## Aim of the task:
Search the listing below for the string "States" and show each line that contains it.

(Figure collection entries)

▬▬▬

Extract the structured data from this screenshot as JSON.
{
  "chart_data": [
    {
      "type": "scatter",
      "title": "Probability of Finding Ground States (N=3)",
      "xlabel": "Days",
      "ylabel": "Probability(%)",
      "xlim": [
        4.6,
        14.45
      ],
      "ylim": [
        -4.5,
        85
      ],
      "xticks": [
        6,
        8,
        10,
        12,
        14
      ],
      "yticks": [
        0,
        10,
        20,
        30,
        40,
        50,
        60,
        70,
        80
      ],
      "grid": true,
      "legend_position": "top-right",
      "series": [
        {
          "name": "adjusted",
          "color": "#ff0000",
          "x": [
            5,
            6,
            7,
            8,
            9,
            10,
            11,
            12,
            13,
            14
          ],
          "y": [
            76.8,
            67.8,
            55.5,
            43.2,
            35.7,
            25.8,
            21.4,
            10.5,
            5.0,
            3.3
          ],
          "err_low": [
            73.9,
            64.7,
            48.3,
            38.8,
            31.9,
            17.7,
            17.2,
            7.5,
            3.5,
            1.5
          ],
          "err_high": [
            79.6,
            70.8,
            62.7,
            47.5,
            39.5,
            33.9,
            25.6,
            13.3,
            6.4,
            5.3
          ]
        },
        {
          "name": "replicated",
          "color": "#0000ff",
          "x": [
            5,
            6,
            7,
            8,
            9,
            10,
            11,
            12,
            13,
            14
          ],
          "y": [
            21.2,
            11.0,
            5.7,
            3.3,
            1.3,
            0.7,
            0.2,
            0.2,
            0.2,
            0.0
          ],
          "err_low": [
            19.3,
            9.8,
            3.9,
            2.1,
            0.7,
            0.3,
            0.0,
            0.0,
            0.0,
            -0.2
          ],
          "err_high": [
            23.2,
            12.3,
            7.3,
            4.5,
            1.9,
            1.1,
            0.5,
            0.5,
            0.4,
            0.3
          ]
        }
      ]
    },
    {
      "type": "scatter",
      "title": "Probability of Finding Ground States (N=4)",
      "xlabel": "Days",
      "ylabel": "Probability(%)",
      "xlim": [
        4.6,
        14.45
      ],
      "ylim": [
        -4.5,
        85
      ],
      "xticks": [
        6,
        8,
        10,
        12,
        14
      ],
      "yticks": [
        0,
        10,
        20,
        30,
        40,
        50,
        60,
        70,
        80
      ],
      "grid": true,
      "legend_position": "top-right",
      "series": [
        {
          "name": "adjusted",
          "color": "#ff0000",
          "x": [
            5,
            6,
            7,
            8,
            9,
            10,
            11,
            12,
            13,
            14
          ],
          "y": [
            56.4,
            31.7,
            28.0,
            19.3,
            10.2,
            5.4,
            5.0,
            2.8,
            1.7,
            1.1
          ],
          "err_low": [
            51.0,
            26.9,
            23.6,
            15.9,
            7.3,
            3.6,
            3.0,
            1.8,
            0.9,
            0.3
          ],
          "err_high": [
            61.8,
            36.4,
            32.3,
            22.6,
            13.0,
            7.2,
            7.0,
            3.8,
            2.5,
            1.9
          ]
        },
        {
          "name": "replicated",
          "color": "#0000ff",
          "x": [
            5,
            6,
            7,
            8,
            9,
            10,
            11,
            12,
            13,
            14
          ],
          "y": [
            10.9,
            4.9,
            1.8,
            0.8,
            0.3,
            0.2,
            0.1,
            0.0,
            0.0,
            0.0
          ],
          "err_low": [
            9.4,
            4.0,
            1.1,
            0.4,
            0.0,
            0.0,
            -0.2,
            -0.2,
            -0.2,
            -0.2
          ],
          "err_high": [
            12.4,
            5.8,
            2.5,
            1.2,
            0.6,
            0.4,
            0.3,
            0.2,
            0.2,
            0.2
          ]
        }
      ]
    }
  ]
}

▬▬▬

## Result of the exercise:
      "title": "Probability of Finding Ground States (N=3)",
      "title": "Probability of Finding Ground States (N=4)",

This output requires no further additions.